* [TASK REQUIREMENTS]
Copy every line of the data that contains the string "this".

* [RECORDED INFORMATION]
- - -

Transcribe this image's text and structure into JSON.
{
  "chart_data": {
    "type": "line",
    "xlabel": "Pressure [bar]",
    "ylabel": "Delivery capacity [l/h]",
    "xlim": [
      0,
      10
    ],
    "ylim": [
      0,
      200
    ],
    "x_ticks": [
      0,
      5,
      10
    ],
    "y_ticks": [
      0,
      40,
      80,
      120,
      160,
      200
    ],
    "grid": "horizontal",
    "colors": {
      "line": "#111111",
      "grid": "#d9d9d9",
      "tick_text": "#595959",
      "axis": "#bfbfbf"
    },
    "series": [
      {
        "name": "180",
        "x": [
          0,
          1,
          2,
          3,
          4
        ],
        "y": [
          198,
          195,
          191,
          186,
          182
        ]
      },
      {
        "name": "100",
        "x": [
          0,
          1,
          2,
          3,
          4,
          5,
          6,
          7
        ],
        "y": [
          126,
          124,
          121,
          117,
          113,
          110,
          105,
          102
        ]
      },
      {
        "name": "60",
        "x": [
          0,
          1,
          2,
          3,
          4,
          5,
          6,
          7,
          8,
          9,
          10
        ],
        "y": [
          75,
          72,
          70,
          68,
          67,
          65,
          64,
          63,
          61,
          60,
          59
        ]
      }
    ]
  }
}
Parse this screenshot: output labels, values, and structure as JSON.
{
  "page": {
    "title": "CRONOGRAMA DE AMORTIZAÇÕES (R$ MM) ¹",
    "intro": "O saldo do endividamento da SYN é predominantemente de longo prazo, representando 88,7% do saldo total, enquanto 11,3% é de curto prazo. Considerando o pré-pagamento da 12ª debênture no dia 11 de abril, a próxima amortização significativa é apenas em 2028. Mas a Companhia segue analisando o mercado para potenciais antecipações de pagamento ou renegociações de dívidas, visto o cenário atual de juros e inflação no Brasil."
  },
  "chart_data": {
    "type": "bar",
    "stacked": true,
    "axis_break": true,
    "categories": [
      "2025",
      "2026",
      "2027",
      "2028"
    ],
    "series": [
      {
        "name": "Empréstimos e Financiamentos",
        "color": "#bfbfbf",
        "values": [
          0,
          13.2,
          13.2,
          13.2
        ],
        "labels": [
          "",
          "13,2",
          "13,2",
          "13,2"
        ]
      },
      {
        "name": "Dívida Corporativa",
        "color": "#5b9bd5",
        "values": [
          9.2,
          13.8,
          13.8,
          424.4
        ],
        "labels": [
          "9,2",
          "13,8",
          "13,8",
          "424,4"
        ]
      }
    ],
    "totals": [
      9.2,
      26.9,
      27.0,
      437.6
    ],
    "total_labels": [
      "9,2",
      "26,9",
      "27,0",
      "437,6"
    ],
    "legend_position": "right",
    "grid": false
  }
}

- - -

* [WORKED SOLUTION]
Transcribe this image's text and structure into JSON.
Parse this screenshot: output labels, values, and structure as JSON.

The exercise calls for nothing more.